### WHAT YOU WILL DO
Update the records below by changing every "staticText" to "text" and leaving everything else as it is.

-------- DATA FOR THIS EXERCISE --------

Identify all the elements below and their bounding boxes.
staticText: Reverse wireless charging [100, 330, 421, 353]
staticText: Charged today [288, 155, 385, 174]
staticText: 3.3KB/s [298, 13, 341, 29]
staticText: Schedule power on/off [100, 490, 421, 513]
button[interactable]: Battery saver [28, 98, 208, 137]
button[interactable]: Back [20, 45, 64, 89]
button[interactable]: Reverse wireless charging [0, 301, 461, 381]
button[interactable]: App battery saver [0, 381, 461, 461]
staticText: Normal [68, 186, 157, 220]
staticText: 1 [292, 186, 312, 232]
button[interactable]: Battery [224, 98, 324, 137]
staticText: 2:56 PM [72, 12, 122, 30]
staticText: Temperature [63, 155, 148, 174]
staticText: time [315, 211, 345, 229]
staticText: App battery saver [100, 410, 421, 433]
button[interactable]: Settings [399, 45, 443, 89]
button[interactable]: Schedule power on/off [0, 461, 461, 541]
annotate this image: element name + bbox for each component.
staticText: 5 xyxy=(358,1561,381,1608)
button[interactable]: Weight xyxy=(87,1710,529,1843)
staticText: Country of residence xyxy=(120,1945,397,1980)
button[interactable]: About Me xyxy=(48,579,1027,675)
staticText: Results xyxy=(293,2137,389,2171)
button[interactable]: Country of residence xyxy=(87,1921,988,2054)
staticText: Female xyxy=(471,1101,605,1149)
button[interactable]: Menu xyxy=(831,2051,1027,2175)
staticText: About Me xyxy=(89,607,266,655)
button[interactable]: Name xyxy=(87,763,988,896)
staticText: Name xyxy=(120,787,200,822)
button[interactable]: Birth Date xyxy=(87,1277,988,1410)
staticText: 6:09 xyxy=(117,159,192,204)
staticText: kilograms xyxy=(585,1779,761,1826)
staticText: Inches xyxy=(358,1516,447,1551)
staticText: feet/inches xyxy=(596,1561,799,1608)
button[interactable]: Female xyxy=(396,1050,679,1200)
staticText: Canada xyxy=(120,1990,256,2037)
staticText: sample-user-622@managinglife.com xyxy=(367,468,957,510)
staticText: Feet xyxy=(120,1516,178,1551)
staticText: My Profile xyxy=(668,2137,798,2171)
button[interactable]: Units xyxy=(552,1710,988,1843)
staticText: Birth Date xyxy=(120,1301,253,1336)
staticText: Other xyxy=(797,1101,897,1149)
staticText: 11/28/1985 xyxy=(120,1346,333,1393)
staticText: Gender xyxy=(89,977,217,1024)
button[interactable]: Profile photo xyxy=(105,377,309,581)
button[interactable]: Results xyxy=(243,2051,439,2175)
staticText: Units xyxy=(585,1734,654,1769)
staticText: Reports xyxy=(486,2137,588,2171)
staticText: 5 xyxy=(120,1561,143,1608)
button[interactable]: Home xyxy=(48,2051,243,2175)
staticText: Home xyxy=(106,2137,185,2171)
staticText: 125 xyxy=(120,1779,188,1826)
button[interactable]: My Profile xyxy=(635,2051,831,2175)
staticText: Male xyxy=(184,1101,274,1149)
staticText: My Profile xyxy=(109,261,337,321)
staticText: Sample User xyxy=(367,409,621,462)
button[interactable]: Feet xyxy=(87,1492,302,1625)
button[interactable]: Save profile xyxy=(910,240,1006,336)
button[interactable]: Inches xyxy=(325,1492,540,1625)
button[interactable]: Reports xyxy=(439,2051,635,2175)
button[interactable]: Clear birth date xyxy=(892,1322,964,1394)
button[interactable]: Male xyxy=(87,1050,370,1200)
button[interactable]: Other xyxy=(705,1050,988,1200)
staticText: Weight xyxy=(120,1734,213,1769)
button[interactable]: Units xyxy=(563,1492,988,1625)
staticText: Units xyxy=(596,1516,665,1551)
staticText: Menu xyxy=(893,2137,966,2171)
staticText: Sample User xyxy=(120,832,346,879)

--------

### IN RESPONSE
Identify all the elements below and their bounding boxes.
text: Reverse wireless charging [100, 330, 421, 353]
text: Charged today [288, 155, 385, 174]
text: 3.3KB/s [298, 13, 341, 29]
text: Schedule power on/off [100, 490, 421, 513]
button[interactable]: Battery saver [28, 98, 208, 137]
button[interactable]: Back [20, 45, 64, 89]
button[interactable]: Reverse wireless charging [0, 301, 461, 381]
button[interactable]: App battery saver [0, 381, 461, 461]
text: Normal [68, 186, 157, 220]
text: 1 [292, 186, 312, 232]
button[interactable]: Battery [224, 98, 324, 137]
text: 2:56 PM [72, 12, 122, 30]
text: Temperature [63, 155, 148, 174]
text: time [315, 211, 345, 229]
text: App battery saver [100, 410, 421, 433]
button[interactable]: Settings [399, 45, 443, 89]
button[interactable]: Schedule power on/off [0, 461, 461, 541]
annotate this image: element name + bbox for each component.
text: 5 xyxy=(358,1561,381,1608)
button[interactable]: Weight xyxy=(87,1710,529,1843)
text: Country of residence xyxy=(120,1945,397,1980)
button[interactable]: About Me xyxy=(48,579,1027,675)
text: Results xyxy=(293,2137,389,2171)
button[interactable]: Country of residence xyxy=(87,1921,988,2054)
text: Female xyxy=(471,1101,605,1149)
button[interactable]: Menu xyxy=(831,2051,1027,2175)
text: About Me xyxy=(89,607,266,655)
button[interactable]: Name xyxy=(87,763,988,896)
text: Name xyxy=(120,787,200,822)
button[interactable]: Birth Date xyxy=(87,1277,988,1410)
text: 6:09 xyxy=(117,159,192,204)
text: kilograms xyxy=(585,1779,761,1826)
text: Inches xyxy=(358,1516,447,1551)
text: feet/inches xyxy=(596,1561,799,1608)
button[interactable]: Female xyxy=(396,1050,679,1200)
text: Canada xyxy=(120,1990,256,2037)
text: sample-user-622@managinglife.com xyxy=(367,468,957,510)
text: Feet xyxy=(120,1516,178,1551)
text: My Profile xyxy=(668,2137,798,2171)
button[interactable]: Units xyxy=(552,1710,988,1843)
text: Birth Date xyxy=(120,1301,253,1336)
text: Other xyxy=(797,1101,897,1149)
text: 11/28/1985 xyxy=(120,1346,333,1393)
text: Gender xyxy=(89,977,217,1024)
button[interactable]: Profile photo xyxy=(105,377,309,581)
button[interactable]: Results xyxy=(243,2051,439,2175)
text: Units xyxy=(585,1734,654,1769)
text: Reports xyxy=(486,2137,588,2171)
text: 5 xyxy=(120,1561,143,1608)
button[interactable]: Home xyxy=(48,2051,243,2175)
text: Home xyxy=(106,2137,185,2171)
text: 125 xyxy=(120,1779,188,1826)
button[interactable]: My Profile xyxy=(635,2051,831,2175)
text: Male xyxy=(184,1101,274,1149)
text: My Profile xyxy=(109,261,337,321)
text: Sample User xyxy=(367,409,621,462)
button[interactable]: Feet xyxy=(87,1492,302,1625)
button[interactable]: Save profile xyxy=(910,240,1006,336)
button[interactable]: Inches xyxy=(325,1492,540,1625)
button[interactable]: Reports xyxy=(439,2051,635,2175)
button[interactable]: Clear birth date xyxy=(892,1322,964,1394)
button[interactable]: Male xyxy=(87,1050,370,1200)
button[interactable]: Other xyxy=(705,1050,988,1200)
text: Weight xyxy=(120,1734,213,1769)
button[interactable]: Units xyxy=(563,1492,988,1625)
text: Units xyxy=(596,1516,665,1551)
text: Menu xyxy=(893,2137,966,2171)
text: Sample User xyxy=(120,832,346,879)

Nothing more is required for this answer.